**PROBLEM:** Every line that contains the word "source" should be copied.
BEGIN DATA LINES
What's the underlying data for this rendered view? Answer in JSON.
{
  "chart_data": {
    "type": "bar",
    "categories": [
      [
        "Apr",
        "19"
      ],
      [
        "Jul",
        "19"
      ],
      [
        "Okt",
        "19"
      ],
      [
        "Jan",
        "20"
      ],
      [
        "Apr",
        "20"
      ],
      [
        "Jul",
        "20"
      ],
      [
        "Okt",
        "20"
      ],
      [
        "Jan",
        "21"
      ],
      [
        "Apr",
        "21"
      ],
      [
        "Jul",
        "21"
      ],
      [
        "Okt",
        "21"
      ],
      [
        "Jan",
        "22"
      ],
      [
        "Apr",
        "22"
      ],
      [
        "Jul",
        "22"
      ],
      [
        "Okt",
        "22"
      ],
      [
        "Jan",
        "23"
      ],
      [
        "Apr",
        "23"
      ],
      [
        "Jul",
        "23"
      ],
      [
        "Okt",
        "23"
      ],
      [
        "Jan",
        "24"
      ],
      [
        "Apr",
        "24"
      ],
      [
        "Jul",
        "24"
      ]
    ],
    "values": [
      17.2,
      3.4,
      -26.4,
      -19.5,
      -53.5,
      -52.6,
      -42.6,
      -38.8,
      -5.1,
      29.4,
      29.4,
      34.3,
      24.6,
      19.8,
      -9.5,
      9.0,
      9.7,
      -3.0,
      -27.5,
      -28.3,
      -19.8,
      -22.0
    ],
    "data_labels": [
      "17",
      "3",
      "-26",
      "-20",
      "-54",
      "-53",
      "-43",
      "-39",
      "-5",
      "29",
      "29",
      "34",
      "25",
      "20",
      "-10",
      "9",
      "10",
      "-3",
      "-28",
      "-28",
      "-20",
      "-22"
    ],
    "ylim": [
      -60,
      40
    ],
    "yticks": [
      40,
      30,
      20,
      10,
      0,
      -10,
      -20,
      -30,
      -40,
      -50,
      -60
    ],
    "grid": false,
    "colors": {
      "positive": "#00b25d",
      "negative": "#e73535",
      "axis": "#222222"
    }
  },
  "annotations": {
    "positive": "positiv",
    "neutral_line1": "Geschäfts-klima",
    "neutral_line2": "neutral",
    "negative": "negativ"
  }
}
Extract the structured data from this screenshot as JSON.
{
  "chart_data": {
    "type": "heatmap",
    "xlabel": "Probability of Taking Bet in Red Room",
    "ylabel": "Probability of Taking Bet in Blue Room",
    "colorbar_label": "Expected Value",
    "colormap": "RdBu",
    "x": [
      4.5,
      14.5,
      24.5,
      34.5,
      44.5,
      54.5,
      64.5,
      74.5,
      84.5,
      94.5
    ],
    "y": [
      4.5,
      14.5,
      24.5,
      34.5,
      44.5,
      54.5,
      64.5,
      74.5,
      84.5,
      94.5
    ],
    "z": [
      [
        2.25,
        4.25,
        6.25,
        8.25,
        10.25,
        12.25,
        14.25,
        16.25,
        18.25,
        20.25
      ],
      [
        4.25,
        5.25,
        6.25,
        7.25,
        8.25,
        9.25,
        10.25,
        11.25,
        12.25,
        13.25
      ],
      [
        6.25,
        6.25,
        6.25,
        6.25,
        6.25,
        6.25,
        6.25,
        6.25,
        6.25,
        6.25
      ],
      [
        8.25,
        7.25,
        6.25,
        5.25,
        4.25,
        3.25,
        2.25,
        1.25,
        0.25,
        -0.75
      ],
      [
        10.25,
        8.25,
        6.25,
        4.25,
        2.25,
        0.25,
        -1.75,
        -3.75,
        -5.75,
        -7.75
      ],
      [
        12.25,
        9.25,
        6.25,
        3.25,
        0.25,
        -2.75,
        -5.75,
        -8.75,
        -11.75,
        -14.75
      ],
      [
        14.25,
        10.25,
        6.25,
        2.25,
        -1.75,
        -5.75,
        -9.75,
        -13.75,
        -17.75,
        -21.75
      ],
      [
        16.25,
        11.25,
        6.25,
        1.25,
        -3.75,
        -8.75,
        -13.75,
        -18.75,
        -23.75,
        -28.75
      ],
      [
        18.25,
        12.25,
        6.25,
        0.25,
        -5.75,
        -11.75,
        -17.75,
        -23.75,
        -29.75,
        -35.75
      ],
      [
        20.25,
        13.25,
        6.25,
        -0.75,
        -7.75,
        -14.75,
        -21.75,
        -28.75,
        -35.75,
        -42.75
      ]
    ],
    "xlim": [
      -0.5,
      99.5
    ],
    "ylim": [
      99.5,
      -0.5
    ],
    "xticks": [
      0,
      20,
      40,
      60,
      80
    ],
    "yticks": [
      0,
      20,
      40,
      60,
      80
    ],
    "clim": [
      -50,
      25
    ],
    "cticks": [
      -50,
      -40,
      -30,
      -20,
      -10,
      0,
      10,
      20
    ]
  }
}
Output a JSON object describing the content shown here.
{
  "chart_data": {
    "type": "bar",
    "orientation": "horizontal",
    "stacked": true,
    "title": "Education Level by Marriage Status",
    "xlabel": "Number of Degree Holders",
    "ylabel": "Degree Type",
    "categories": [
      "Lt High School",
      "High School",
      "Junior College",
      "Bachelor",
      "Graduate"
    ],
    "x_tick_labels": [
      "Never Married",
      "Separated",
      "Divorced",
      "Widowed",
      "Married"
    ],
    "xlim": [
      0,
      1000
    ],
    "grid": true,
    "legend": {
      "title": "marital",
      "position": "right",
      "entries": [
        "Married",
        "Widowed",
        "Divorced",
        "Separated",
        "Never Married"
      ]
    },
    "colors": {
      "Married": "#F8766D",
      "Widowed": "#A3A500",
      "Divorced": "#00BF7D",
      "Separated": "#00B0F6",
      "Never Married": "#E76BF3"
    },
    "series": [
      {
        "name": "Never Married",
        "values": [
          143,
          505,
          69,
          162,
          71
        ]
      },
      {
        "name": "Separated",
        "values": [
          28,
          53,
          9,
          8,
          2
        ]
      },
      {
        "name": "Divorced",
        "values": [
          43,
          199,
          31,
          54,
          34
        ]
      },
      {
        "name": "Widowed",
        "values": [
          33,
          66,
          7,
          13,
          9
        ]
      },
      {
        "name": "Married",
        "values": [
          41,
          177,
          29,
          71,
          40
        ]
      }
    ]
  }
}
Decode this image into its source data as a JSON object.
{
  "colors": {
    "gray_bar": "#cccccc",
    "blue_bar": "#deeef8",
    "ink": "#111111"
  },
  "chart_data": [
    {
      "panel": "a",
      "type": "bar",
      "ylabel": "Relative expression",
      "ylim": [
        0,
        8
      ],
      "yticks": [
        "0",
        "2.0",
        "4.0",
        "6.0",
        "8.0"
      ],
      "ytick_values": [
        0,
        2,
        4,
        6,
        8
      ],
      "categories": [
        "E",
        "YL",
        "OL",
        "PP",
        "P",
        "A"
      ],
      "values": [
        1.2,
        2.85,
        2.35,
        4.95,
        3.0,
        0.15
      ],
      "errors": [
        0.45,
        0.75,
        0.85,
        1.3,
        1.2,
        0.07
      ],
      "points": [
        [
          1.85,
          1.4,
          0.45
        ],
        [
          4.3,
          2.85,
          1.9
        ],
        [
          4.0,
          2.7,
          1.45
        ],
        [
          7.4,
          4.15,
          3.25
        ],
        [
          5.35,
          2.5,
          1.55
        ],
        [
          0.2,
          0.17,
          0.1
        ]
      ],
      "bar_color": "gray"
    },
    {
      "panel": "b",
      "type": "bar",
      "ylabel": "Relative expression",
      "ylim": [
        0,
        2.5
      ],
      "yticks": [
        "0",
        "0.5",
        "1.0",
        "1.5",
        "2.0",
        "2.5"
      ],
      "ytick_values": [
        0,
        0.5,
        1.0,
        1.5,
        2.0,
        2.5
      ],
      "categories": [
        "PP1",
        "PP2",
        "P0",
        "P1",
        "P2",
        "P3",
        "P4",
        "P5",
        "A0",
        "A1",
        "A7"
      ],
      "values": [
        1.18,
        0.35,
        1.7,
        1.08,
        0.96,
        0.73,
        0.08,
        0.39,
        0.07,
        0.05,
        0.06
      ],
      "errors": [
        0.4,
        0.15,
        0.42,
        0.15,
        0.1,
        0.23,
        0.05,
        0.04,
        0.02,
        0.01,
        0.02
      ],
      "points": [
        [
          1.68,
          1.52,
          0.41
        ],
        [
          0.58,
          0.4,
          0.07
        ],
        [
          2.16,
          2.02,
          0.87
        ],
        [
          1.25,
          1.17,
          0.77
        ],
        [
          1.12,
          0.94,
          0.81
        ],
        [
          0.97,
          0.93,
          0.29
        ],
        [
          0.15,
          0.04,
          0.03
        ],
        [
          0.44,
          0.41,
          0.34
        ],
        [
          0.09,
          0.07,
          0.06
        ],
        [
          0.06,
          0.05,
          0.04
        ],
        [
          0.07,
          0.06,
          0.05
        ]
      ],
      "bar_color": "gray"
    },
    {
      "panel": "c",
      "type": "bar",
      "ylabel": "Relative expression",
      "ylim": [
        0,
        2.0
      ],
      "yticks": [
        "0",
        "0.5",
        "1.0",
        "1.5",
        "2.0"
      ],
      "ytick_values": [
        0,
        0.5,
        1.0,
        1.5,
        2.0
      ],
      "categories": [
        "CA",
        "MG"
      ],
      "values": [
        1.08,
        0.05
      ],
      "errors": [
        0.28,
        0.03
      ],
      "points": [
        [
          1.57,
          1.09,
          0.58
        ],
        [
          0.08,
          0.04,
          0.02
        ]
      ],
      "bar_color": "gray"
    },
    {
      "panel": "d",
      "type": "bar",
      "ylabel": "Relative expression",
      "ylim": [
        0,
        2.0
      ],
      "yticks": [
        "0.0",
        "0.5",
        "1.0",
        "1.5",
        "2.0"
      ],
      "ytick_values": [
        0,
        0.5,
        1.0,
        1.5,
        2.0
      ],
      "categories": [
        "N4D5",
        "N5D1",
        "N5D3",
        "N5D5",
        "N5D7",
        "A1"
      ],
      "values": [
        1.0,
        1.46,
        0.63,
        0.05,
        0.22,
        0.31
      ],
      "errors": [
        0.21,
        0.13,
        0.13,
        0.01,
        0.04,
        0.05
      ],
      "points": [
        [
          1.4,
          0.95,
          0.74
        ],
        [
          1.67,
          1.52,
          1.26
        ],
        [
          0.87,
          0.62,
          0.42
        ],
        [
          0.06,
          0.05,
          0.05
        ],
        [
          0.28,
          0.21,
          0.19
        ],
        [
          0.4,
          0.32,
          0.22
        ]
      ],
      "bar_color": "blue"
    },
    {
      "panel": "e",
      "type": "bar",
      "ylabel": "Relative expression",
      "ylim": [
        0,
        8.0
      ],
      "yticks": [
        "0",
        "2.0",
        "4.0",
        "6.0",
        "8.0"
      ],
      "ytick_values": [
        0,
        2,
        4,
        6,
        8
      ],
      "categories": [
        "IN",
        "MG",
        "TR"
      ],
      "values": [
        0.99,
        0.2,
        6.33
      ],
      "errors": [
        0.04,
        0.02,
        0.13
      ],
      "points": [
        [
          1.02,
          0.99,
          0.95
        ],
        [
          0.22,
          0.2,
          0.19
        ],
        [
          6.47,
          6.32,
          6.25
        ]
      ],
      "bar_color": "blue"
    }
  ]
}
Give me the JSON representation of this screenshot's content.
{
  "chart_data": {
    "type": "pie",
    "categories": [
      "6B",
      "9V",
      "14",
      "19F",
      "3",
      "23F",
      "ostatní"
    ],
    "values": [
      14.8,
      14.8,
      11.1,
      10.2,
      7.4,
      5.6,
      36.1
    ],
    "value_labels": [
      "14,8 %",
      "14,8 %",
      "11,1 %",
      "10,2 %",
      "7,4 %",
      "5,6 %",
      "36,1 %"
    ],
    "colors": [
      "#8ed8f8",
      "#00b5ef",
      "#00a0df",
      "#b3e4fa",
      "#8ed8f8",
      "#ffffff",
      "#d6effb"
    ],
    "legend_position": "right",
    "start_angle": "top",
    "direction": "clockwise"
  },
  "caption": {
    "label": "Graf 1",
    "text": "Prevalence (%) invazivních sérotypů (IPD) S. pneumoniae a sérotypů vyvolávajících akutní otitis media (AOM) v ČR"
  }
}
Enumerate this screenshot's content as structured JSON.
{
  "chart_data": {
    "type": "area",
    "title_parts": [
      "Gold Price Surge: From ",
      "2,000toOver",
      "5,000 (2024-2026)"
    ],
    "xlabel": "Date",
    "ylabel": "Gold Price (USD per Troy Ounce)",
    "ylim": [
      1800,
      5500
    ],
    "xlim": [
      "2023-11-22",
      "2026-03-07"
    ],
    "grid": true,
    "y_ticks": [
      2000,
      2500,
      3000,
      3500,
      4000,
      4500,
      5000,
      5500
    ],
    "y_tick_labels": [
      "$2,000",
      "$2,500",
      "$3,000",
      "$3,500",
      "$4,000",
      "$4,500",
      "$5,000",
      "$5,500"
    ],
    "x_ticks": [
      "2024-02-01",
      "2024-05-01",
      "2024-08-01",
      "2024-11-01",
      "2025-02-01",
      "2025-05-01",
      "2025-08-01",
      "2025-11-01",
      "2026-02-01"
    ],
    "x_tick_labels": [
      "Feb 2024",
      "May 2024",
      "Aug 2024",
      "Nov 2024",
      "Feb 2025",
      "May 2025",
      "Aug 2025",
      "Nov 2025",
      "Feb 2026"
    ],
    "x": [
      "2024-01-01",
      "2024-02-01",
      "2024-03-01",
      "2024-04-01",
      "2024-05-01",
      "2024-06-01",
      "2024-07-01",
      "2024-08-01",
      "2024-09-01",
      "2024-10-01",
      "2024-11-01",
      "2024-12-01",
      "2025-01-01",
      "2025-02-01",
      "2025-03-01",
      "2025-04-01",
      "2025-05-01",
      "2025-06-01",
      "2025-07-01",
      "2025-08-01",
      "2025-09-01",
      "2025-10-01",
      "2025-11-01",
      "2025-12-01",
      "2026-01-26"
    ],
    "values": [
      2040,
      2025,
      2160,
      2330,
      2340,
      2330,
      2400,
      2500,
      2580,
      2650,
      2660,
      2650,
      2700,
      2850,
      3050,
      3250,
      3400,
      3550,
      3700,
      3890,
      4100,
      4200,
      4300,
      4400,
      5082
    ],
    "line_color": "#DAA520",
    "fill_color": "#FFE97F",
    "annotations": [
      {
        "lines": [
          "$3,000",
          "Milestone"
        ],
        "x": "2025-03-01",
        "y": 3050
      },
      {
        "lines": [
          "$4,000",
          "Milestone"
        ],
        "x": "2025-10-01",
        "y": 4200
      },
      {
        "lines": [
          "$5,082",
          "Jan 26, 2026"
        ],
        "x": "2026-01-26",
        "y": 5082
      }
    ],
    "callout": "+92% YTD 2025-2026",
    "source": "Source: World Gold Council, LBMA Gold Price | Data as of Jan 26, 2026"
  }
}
END DATA LINES
**EXERCISE RESPONSE:**
Decode this image into its source data as a JSON object.
    "source": "Source: World Gold Council, LBMA Gold Price | Data as of Jan 26, 2026"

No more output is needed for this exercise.